Set exercise
Write out the whole listing exactly as it stands.

___ Data listing

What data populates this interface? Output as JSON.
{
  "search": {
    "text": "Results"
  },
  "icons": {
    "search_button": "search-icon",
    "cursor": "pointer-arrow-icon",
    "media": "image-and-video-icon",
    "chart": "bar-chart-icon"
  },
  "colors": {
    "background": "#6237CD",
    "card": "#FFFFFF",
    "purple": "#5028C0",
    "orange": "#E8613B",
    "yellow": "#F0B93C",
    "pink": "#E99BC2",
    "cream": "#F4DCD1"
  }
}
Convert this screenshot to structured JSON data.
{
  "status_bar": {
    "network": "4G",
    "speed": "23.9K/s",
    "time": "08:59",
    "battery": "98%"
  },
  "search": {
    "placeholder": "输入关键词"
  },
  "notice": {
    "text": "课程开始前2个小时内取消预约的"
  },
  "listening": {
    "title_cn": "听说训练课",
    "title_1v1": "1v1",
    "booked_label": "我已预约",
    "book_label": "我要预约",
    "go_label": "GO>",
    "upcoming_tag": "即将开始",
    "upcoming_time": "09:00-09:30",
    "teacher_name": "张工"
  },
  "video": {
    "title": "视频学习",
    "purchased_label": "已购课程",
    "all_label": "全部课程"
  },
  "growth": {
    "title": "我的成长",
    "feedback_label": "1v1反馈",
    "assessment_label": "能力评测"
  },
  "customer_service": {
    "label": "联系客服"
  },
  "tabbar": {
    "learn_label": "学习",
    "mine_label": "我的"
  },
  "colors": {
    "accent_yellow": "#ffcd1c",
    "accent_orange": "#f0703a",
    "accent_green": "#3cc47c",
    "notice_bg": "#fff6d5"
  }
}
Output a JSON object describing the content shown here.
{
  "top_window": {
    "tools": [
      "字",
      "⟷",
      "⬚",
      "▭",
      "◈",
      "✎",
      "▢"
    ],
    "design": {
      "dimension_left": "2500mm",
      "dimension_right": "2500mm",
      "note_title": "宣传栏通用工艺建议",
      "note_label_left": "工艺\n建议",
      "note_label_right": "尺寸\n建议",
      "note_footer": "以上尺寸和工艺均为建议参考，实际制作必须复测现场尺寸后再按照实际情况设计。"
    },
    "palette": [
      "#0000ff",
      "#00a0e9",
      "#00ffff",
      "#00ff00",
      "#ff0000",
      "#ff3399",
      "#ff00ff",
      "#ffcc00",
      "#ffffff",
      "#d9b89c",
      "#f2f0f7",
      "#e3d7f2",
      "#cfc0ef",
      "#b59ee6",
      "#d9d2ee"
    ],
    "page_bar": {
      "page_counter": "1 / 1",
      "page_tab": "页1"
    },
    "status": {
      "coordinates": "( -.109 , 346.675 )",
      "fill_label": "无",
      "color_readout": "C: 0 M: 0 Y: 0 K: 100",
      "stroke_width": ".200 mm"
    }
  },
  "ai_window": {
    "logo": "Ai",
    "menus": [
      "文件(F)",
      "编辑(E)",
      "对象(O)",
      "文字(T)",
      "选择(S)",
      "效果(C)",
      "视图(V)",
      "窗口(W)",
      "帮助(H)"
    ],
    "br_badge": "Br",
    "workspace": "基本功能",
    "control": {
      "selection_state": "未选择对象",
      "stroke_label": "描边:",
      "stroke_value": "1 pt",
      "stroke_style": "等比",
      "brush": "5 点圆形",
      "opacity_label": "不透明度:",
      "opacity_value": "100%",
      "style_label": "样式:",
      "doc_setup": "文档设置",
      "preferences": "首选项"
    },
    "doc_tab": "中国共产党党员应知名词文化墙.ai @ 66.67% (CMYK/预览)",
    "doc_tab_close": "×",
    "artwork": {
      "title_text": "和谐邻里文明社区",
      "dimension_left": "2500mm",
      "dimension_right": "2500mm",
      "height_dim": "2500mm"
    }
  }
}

______

Solution
What data populates this interface? Output as JSON.
{
  "search": {
    "text": "Results"
  },
  "icons": {
    "search_button": "search-icon",
    "cursor": "pointer-arrow-icon",
    "media": "image-and-video-icon",
    "chart": "bar-chart-icon"
  },
  "colors": {
    "background": "#6237CD",
    "card": "#FFFFFF",
    "purple": "#5028C0",
    "orange": "#E8613B",
    "yellow": "#F0B93C",
    "pink": "#E99BC2",
    "cream": "#F4DCD1"
  }
}
Convert this screenshot to structured JSON data.
{
  "status_bar": {
    "network": "4G",
    "speed": "23.9K/s",
    "time": "08:59",
    "battery": "98%"
  },
  "search": {
    "placeholder": "输入关键词"
  },
  "notice": {
    "text": "课程开始前2个小时内取消预约的"
  },
  "listening": {
    "title_cn": "听说训练课",
    "title_1v1": "1v1",
    "booked_label": "我已预约",
    "book_label": "我要预约",
    "go_label": "GO>",
    "upcoming_tag": "即将开始",
    "upcoming_time": "09:00-09:30",
    "teacher_name": "张工"
  },
  "video": {
    "title": "视频学习",
    "purchased_label": "已购课程",
    "all_label": "全部课程"
  },
  "growth": {
    "title": "我的成长",
    "feedback_label": "1v1反馈",
    "assessment_label": "能力评测"
  },
  "customer_service": {
    "label": "联系客服"
  },
  "tabbar": {
    "learn_label": "学习",
    "mine_label": "我的"
  },
  "colors": {
    "accent_yellow": "#ffcd1c",
    "accent_orange": "#f0703a",
    "accent_green": "#3cc47c",
    "notice_bg": "#fff6d5"
  }
}
Output a JSON object describing the content shown here.
{
  "top_window": {
    "tools": [
      "字",
      "⟷",
      "⬚",
      "▭",
      "◈",
      "✎",
      "▢"
    ],
    "design": {
      "dimension_left": "2500mm",
      "dimension_right": "2500mm",
      "note_title": "宣传栏通用工艺建议",
      "note_label_left": "工艺\n建议",
      "note_label_right": "尺寸\n建议",
      "note_footer": "以上尺寸和工艺均为建议参考，实际制作必须复测现场尺寸后再按照实际情况设计。"
    },
    "palette": [
      "#0000ff",
      "#00a0e9",
      "#00ffff",
      "#00ff00",
      "#ff0000",
      "#ff3399",
      "#ff00ff",
      "#ffcc00",
      "#ffffff",
      "#d9b89c",
      "#f2f0f7",
      "#e3d7f2",
      "#cfc0ef",
      "#b59ee6",
      "#d9d2ee"
    ],
    "page_bar": {
      "page_counter": "1 / 1",
      "page_tab": "页1"
    },
    "status": {
      "coordinates": "( -.109 , 346.675 )",
      "fill_label": "无",
      "color_readout": "C: 0 M: 0 Y: 0 K: 100",
      "stroke_width": ".200 mm"
    }
  },
  "ai_window": {
    "logo": "Ai",
    "menus": [
      "文件(F)",
      "编辑(E)",
      "对象(O)",
      "文字(T)",
      "选择(S)",
      "效果(C)",
      "视图(V)",
      "窗口(W)",
      "帮助(H)"
    ],
    "br_badge": "Br",
    "workspace": "基本功能",
    "control": {
      "selection_state": "未选择对象",
      "stroke_label": "描边:",
      "stroke_value": "1 pt",
      "stroke_style": "等比",
      "brush": "5 点圆形",
      "opacity_label": "不透明度:",
      "opacity_value": "100%",
      "style_label": "样式:",
      "doc_setup": "文档设置",
      "preferences": "首选项"
    },
    "doc_tab": "中国共产党党员应知名词文化墙.ai @ 66.67% (CMYK/预览)",
    "doc_tab_close": "×",
    "artwork": {
      "title_text": "和谐邻里文明社区",
      "dimension_left": "2500mm",
      "dimension_right": "2500mm",
      "height_dim": "2500mm"
    }
  }
}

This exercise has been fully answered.